The exercise:
Carry none of the pictures over; set down the material below exactly.

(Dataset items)

'''

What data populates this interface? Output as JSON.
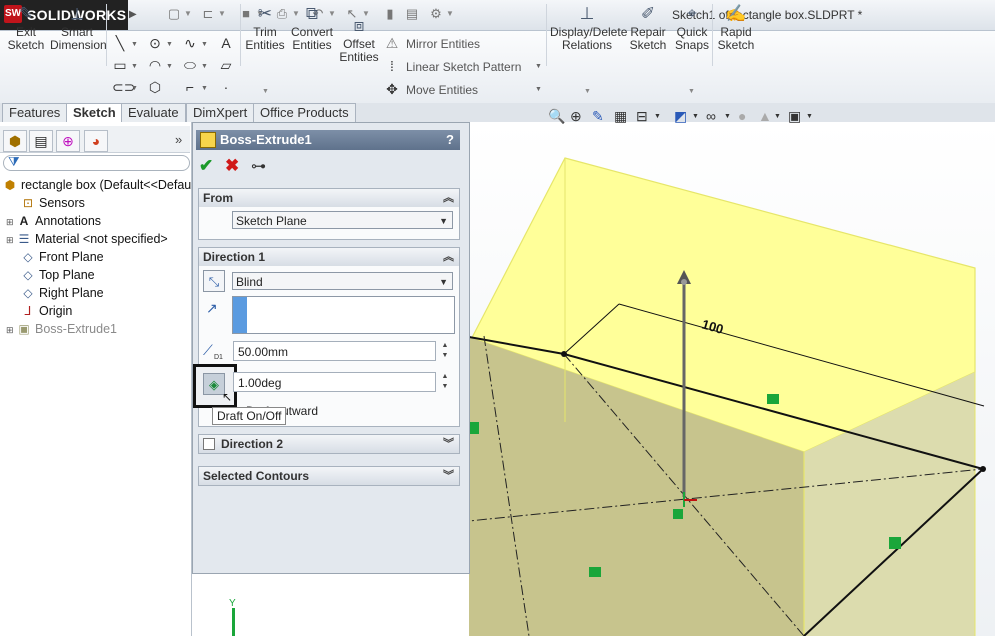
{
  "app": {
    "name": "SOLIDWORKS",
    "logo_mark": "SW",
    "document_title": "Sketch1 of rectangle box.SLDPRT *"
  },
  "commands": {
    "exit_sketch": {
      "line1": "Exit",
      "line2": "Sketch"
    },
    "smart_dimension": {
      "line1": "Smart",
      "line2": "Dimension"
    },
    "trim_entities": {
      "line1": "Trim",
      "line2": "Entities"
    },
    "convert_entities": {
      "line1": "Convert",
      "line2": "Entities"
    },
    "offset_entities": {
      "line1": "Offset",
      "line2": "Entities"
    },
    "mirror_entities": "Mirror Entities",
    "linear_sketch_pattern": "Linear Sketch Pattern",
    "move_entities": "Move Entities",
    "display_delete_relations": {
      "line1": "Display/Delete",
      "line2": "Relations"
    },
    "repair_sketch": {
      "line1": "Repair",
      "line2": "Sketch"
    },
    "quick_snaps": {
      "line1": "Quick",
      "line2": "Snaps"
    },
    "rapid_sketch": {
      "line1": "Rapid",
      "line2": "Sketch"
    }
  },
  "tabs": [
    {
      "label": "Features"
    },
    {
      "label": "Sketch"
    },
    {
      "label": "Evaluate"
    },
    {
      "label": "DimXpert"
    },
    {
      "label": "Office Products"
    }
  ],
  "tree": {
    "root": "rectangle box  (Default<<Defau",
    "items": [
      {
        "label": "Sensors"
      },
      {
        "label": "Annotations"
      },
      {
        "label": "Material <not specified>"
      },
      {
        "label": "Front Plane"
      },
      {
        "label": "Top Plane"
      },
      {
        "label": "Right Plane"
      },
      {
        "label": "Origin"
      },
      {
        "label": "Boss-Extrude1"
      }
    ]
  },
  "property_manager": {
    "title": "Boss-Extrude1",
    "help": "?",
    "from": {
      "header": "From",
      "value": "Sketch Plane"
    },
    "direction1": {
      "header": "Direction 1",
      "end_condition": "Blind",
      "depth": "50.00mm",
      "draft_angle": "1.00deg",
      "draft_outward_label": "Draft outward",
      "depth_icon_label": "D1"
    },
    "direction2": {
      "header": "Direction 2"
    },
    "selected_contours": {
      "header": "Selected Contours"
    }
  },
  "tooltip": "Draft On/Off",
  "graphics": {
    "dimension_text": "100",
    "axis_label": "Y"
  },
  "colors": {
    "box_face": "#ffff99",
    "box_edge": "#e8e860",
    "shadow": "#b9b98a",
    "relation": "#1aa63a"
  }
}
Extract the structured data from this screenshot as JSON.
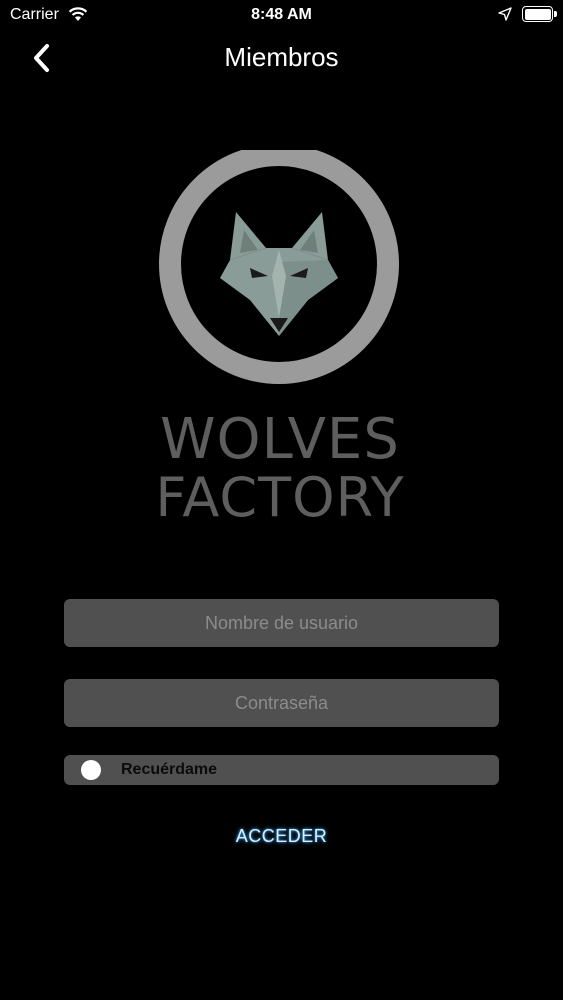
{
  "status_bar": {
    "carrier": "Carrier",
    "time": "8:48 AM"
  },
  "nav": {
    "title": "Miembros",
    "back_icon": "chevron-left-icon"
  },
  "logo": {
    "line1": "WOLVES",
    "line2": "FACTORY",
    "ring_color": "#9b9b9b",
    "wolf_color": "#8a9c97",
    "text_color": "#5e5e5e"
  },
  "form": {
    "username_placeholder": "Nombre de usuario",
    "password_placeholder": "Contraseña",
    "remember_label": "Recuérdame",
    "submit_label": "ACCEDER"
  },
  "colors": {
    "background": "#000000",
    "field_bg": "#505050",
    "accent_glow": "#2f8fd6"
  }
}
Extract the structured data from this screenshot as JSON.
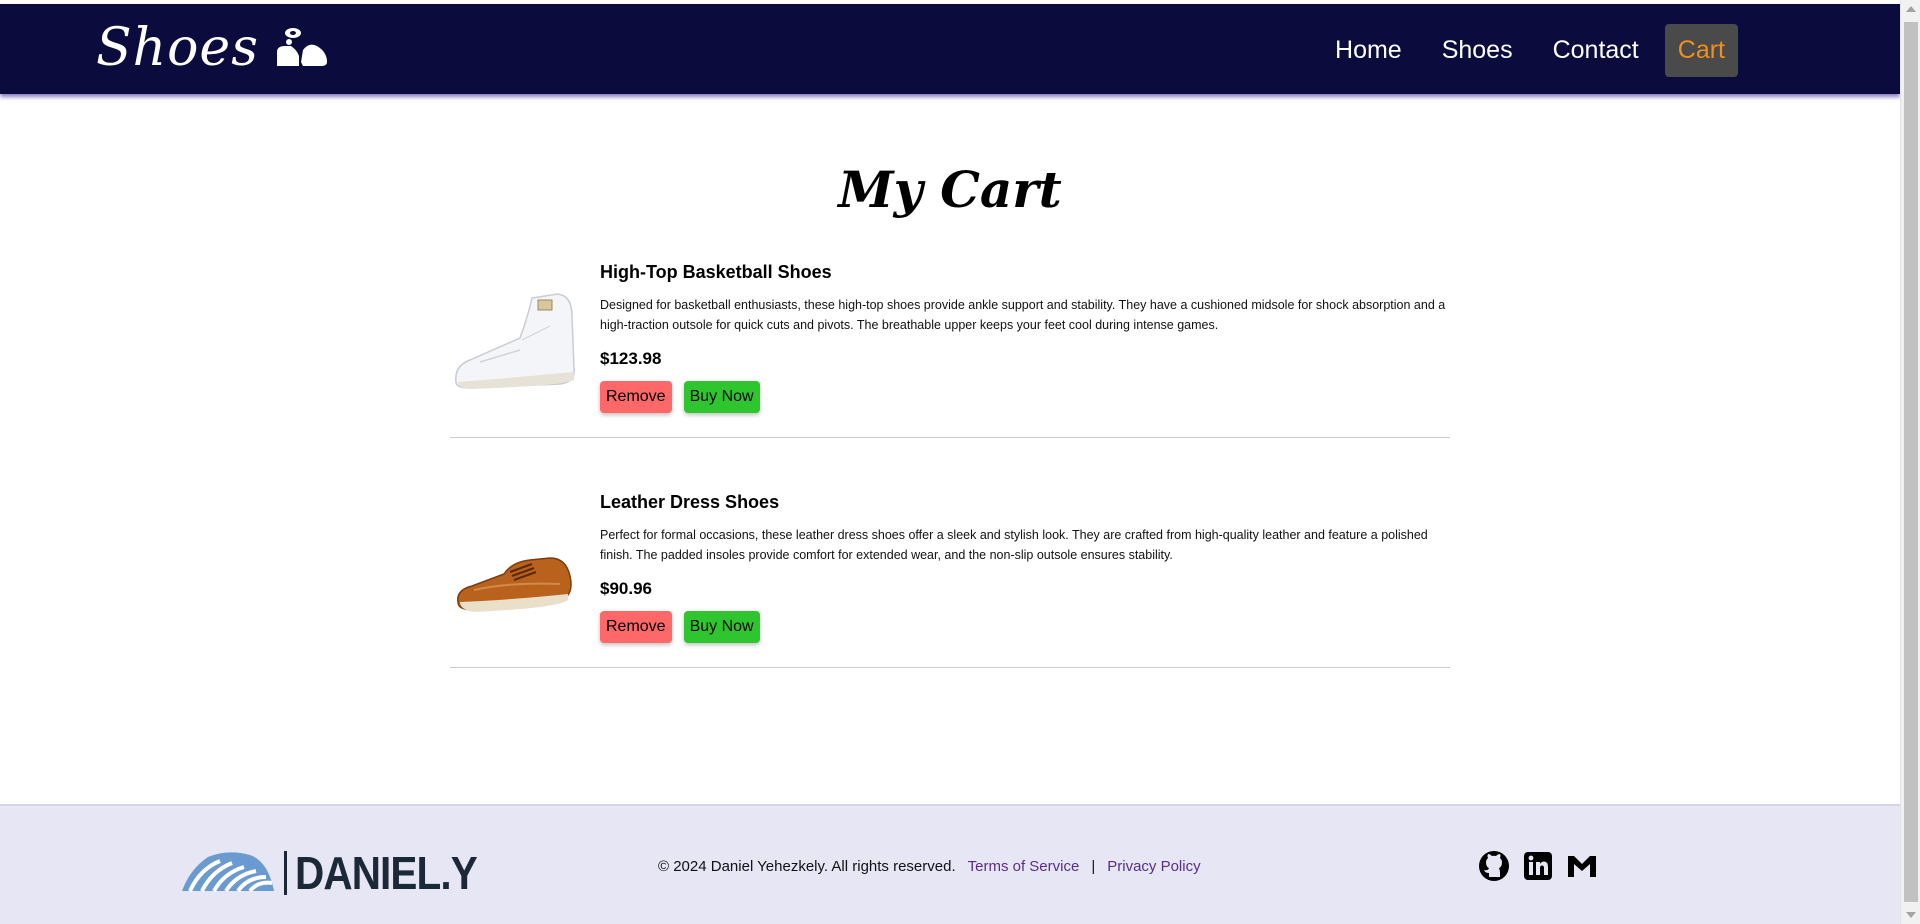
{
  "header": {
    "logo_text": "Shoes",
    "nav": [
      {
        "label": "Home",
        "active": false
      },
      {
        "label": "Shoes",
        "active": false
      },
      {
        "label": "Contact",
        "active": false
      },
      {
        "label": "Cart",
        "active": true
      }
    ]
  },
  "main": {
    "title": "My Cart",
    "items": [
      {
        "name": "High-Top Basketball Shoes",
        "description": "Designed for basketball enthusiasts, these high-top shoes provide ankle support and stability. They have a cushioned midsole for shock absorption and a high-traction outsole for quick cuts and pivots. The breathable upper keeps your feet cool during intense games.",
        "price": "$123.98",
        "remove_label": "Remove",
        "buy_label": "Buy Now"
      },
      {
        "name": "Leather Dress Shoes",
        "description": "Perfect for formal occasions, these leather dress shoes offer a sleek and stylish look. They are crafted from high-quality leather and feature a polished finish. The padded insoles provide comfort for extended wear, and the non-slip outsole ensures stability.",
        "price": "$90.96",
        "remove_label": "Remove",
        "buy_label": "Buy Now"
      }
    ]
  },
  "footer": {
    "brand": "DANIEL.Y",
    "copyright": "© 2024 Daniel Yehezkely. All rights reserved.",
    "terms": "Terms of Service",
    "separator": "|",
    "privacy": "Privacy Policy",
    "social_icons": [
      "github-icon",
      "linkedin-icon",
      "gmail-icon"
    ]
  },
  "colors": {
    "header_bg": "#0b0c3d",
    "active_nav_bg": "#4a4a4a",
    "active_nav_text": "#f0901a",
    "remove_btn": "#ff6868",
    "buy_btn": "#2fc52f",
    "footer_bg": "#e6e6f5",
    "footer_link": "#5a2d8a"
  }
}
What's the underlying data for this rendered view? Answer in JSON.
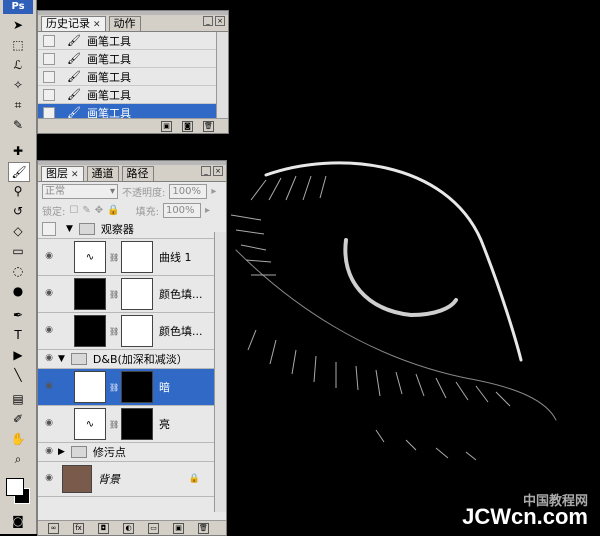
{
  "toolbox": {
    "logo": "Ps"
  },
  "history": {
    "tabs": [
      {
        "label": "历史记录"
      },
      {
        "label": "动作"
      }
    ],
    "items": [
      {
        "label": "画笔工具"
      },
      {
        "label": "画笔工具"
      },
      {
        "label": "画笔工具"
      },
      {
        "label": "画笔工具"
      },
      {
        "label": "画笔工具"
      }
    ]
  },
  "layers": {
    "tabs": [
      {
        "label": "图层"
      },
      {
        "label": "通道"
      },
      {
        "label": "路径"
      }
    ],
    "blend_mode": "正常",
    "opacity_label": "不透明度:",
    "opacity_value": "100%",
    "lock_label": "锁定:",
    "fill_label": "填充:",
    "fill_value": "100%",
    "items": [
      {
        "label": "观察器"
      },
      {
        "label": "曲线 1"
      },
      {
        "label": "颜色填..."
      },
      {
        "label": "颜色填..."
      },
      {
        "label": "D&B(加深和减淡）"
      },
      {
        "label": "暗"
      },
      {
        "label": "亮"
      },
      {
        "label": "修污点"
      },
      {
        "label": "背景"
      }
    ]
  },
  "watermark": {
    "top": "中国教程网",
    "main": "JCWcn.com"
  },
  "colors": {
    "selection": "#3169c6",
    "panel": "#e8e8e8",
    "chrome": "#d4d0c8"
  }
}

'''

Task response:
What data populates this interface? Output as JSON.
{
  "app": {
    "name": "SOLIDWORKS",
    "logo_mark": "SW",
    "document_title": "Sketch1 of rectangle box.SLDPRT *"
  },
  "commands": {
    "exit_sketch": {
      "line1": "Exit",
      "line2": "Sketch"
    },
    "smart_dimension": {
      "line1": "Smart",
      "line2": "Dimension"
    },
    "trim_entities": {
      "line1": "Trim",
      "line2": "Entities"
    },
    "convert_entities": {
      "line1": "Convert",
      "line2": "Entities"
    },
    "offset_entities": {
      "line1": "Offset",
      "line2": "Entities"
    },
    "mirror_entities": "Mirror Entities",
    "linear_sketch_pattern": "Linear Sketch Pattern",
    "move_entities": "Move Entities",
    "display_delete_relations": {
      "line1": "Display/Delete",
      "line2": "Relations"
    },
    "repair_sketch": {
      "line1": "Repair",
      "line2": "Sketch"
    },
    "quick_snaps": {
      "line1": "Quick",
      "line2": "Snaps"
    },
    "rapid_sketch": {
      "line1": "Rapid",
      "line2": "Sketch"
    }
  },
  "tabs": [
    {
      "label": "Features"
    },
    {
      "label": "Sketch"
    },
    {
      "label": "Evaluate"
    },
    {
      "label": "DimXpert"
    },
    {
      "label": "Office Products"
    }
  ],
  "tree": {
    "root": "rectangle box  (Default<<Defau",
    "items": [
      {
        "label": "Sensors"
      },
      {
        "label": "Annotations"
      },
      {
        "label": "Material <not specified>"
      },
      {
        "label": "Front Plane"
      },
      {
        "label": "Top Plane"
      },
      {
        "label": "Right Plane"
      },
      {
        "label": "Origin"
      },
      {
        "label": "Boss-Extrude1"
      }
    ]
  },
  "property_manager": {
    "title": "Boss-Extrude1",
    "help": "?",
    "from": {
      "header": "From",
      "value": "Sketch Plane"
    },
    "direction1": {
      "header": "Direction 1",
      "end_condition": "Blind",
      "depth": "50.00mm",
      "draft_angle": "1.00deg",
      "draft_outward_label": "Draft outward",
      "depth_icon_label": "D1"
    },
    "direction2": {
      "header": "Direction 2"
    },
    "selected_contours": {
      "header": "Selected Contours"
    }
  },
  "tooltip": "Draft On/Off",
  "graphics": {
    "dimension_text": "100",
    "axis_label": "Y"
  },
  "colors": {
    "box_face": "#ffff99",
    "box_edge": "#e8e860",
    "shadow": "#b9b98a",
    "relation": "#1aa63a"
  }
}
Extract the structured data from this screenshot as JSON.
{
  "status_bar": {
    "carrier": "Carrier",
    "time": "8:48 AM"
  },
  "nav": {
    "title": "Miembros",
    "back_icon": "chevron-left-icon"
  },
  "logo": {
    "line1": "WOLVES",
    "line2": "FACTORY",
    "ring_color": "#9b9b9b",
    "wolf_color": "#8a9c97",
    "text_color": "#5e5e5e"
  },
  "form": {
    "username_placeholder": "Nombre de usuario",
    "password_placeholder": "Contraseña",
    "remember_label": "Recuérdame",
    "submit_label": "ACCEDER"
  },
  "colors": {
    "background": "#000000",
    "field_bg": "#505050",
    "accent_glow": "#2f8fd6"
  }
}
Extract the structured data from this screenshot as JSON.
{
  "header": {
    "logo_text": "Shoes",
    "nav": [
      {
        "label": "Home",
        "active": false
      },
      {
        "label": "Shoes",
        "active": false
      },
      {
        "label": "Contact",
        "active": false
      },
      {
        "label": "Cart",
        "active": true
      }
    ]
  },
  "main": {
    "title": "My Cart",
    "items": [
      {
        "name": "High-Top Basketball Shoes",
        "description": "Designed for basketball enthusiasts, these high-top shoes provide ankle support and stability. They have a cushioned midsole for shock absorption and a high-traction outsole for quick cuts and pivots. The breathable upper keeps your feet cool during intense games.",
        "price": "$123.98",
        "remove_label": "Remove",
        "buy_label": "Buy Now"
      },
      {
        "name": "Leather Dress Shoes",
        "description": "Perfect for formal occasions, these leather dress shoes offer a sleek and stylish look. They are crafted from high-quality leather and feature a polished finish. The padded insoles provide comfort for extended wear, and the non-slip outsole ensures stability.",
        "price": "$90.96",
        "remove_label": "Remove",
        "buy_label": "Buy Now"
      }
    ]
  },
  "footer": {
    "brand": "DANIEL.Y",
    "copyright": "© 2024 Daniel Yehezkely. All rights reserved.",
    "terms": "Terms of Service",
    "separator": "|",
    "privacy": "Privacy Policy",
    "social_icons": [
      "github-icon",
      "linkedin-icon",
      "gmail-icon"
    ]
  },
  "colors": {
    "header_bg": "#0b0c3d",
    "active_nav_bg": "#4a4a4a",
    "active_nav_text": "#f0901a",
    "remove_btn": "#ff6868",
    "buy_btn": "#2fc52f",
    "footer_bg": "#e6e6f5",
    "footer_link": "#5a2d8a"
  }
}
What's the underlying data for this rendered view? Answer in JSON.
{
  "toolbox": {
    "logo": "Ps"
  },
  "history": {
    "tabs": [
      {
        "label": "历史记录"
      },
      {
        "label": "动作"
      }
    ],
    "items": [
      {
        "label": "画笔工具"
      },
      {
        "label": "画笔工具"
      },
      {
        "label": "画笔工具"
      },
      {
        "label": "画笔工具"
      },
      {
        "label": "画笔工具"
      }
    ]
  },
  "layers": {
    "tabs": [
      {
        "label": "图层"
      },
      {
        "label": "通道"
      },
      {
        "label": "路径"
      }
    ],
    "blend_mode": "正常",
    "opacity_label": "不透明度:",
    "opacity_value": "100%",
    "lock_label": "锁定:",
    "fill_label": "填充:",
    "fill_value": "100%",
    "items": [
      {
        "label": "观察器"
      },
      {
        "label": "曲线 1"
      },
      {
        "label": "颜色填..."
      },
      {
        "label": "颜色填..."
      },
      {
        "label": "D&B(加深和减淡）"
      },
      {
        "label": "暗"
      },
      {
        "label": "亮"
      },
      {
        "label": "修污点"
      },
      {
        "label": "背景"
      }
    ]
  },
  "watermark": {
    "top": "中国教程网",
    "main": "JCWcn.com"
  },
  "colors": {
    "selection": "#3169c6",
    "panel": "#e8e8e8",
    "chrome": "#d4d0c8"
  }
}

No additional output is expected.